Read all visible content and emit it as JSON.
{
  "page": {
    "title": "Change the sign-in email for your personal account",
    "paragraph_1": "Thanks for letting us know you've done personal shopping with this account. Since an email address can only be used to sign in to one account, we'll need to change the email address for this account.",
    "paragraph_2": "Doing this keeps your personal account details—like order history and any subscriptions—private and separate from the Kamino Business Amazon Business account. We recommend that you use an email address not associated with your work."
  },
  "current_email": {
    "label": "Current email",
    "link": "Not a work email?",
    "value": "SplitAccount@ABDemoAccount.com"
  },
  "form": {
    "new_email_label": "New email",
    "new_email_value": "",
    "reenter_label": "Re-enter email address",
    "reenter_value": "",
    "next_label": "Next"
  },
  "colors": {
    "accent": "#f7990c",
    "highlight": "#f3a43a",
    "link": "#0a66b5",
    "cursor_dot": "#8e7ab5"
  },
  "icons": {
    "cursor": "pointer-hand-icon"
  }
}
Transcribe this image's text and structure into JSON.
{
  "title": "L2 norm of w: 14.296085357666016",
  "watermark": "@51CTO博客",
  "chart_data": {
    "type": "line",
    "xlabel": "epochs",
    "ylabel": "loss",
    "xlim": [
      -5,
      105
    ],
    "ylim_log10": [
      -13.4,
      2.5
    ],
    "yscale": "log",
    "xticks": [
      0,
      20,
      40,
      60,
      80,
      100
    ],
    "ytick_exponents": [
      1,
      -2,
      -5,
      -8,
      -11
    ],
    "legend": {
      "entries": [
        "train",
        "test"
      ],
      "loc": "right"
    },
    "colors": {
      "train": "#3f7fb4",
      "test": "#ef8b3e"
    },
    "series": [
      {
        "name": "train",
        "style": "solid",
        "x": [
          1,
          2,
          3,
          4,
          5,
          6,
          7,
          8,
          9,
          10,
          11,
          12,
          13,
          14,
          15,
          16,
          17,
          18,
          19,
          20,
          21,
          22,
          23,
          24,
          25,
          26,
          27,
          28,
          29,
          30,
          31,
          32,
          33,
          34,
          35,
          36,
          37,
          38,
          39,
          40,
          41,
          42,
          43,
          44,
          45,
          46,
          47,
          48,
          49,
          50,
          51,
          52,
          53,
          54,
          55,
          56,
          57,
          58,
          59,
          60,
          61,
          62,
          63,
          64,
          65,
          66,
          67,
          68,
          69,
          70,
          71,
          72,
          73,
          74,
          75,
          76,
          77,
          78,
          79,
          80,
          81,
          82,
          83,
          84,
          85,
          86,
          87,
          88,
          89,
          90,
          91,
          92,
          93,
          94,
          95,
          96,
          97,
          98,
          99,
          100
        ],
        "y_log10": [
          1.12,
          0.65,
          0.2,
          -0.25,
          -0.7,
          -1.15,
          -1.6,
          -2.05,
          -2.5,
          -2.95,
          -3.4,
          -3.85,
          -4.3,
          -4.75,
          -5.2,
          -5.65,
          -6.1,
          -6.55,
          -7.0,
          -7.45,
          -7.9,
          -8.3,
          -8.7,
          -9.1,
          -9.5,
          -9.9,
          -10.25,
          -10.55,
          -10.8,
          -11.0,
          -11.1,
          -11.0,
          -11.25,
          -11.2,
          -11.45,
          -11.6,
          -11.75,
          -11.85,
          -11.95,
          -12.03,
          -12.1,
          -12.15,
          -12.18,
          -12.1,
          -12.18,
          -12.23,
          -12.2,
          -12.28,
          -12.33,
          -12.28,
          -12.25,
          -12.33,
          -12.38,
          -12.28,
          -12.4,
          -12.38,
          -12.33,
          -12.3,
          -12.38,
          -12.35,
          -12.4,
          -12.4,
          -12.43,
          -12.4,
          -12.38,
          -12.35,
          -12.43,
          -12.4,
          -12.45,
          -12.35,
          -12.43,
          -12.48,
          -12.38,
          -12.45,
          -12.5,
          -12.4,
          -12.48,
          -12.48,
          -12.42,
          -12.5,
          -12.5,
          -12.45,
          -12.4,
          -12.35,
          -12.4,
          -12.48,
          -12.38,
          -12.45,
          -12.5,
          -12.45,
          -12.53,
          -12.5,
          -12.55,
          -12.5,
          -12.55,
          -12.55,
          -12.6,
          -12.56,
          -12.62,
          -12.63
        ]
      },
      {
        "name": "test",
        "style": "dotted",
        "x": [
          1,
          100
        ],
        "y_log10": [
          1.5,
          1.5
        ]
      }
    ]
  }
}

++++++++++

What is needed: Copy down the whole of the data above, matching it exactly.

Worked answer:
Read all visible content and emit it as JSON.
{
  "page": {
    "title": "Change the sign-in email for your personal account",
    "paragraph_1": "Thanks for letting us know you've done personal shopping with this account. Since an email address can only be used to sign in to one account, we'll need to change the email address for this account.",
    "paragraph_2": "Doing this keeps your personal account details—like order history and any subscriptions—private and separate from the Kamino Business Amazon Business account. We recommend that you use an email address not associated with your work."
  },
  "current_email": {
    "label": "Current email",
    "link": "Not a work email?",
    "value": "SplitAccount@ABDemoAccount.com"
  },
  "form": {
    "new_email_label": "New email",
    "new_email_value": "",
    "reenter_label": "Re-enter email address",
    "reenter_value": "",
    "next_label": "Next"
  },
  "colors": {
    "accent": "#f7990c",
    "highlight": "#f3a43a",
    "link": "#0a66b5",
    "cursor_dot": "#8e7ab5"
  },
  "icons": {
    "cursor": "pointer-hand-icon"
  }
}
Transcribe this image's text and structure into JSON.
{
  "title": "L2 norm of w: 14.296085357666016",
  "watermark": "@51CTO博客",
  "chart_data": {
    "type": "line",
    "xlabel": "epochs",
    "ylabel": "loss",
    "xlim": [
      -5,
      105
    ],
    "ylim_log10": [
      -13.4,
      2.5
    ],
    "yscale": "log",
    "xticks": [
      0,
      20,
      40,
      60,
      80,
      100
    ],
    "ytick_exponents": [
      1,
      -2,
      -5,
      -8,
      -11
    ],
    "legend": {
      "entries": [
        "train",
        "test"
      ],
      "loc": "right"
    },
    "colors": {
      "train": "#3f7fb4",
      "test": "#ef8b3e"
    },
    "series": [
      {
        "name": "train",
        "style": "solid",
        "x": [
          1,
          2,
          3,
          4,
          5,
          6,
          7,
          8,
          9,
          10,
          11,
          12,
          13,
          14,
          15,
          16,
          17,
          18,
          19,
          20,
          21,
          22,
          23,
          24,
          25,
          26,
          27,
          28,
          29,
          30,
          31,
          32,
          33,
          34,
          35,
          36,
          37,
          38,
          39,
          40,
          41,
          42,
          43,
          44,
          45,
          46,
          47,
          48,
          49,
          50,
          51,
          52,
          53,
          54,
          55,
          56,
          57,
          58,
          59,
          60,
          61,
          62,
          63,
          64,
          65,
          66,
          67,
          68,
          69,
          70,
          71,
          72,
          73,
          74,
          75,
          76,
          77,
          78,
          79,
          80,
          81,
          82,
          83,
          84,
          85,
          86,
          87,
          88,
          89,
          90,
          91,
          92,
          93,
          94,
          95,
          96,
          97,
          98,
          99,
          100
        ],
        "y_log10": [
          1.12,
          0.65,
          0.2,
          -0.25,
          -0.7,
          -1.15,
          -1.6,
          -2.05,
          -2.5,
          -2.95,
          -3.4,
          -3.85,
          -4.3,
          -4.75,
          -5.2,
          -5.65,
          -6.1,
          -6.55,
          -7.0,
          -7.45,
          -7.9,
          -8.3,
          -8.7,
          -9.1,
          -9.5,
          -9.9,
          -10.25,
          -10.55,
          -10.8,
          -11.0,
          -11.1,
          -11.0,
          -11.25,
          -11.2,
          -11.45,
          -11.6,
          -11.75,
          -11.85,
          -11.95,
          -12.03,
          -12.1,
          -12.15,
          -12.18,
          -12.1,
          -12.18,
          -12.23,
          -12.2,
          -12.28,
          -12.33,
          -12.28,
          -12.25,
          -12.33,
          -12.38,
          -12.28,
          -12.4,
          -12.38,
          -12.33,
          -12.3,
          -12.38,
          -12.35,
          -12.4,
          -12.4,
          -12.43,
          -12.4,
          -12.38,
          -12.35,
          -12.43,
          -12.4,
          -12.45,
          -12.35,
          -12.43,
          -12.48,
          -12.38,
          -12.45,
          -12.5,
          -12.4,
          -12.48,
          -12.48,
          -12.42,
          -12.5,
          -12.5,
          -12.45,
          -12.4,
          -12.35,
          -12.4,
          -12.48,
          -12.38,
          -12.45,
          -12.5,
          -12.45,
          -12.53,
          -12.5,
          -12.55,
          -12.5,
          -12.55,
          -12.55,
          -12.6,
          -12.56,
          -12.62,
          -12.63
        ]
      },
      {
        "name": "test",
        "style": "dotted",
        "x": [
          1,
          100
        ],
        "y_log10": [
          1.5,
          1.5
        ]
      }
    ]
  }
}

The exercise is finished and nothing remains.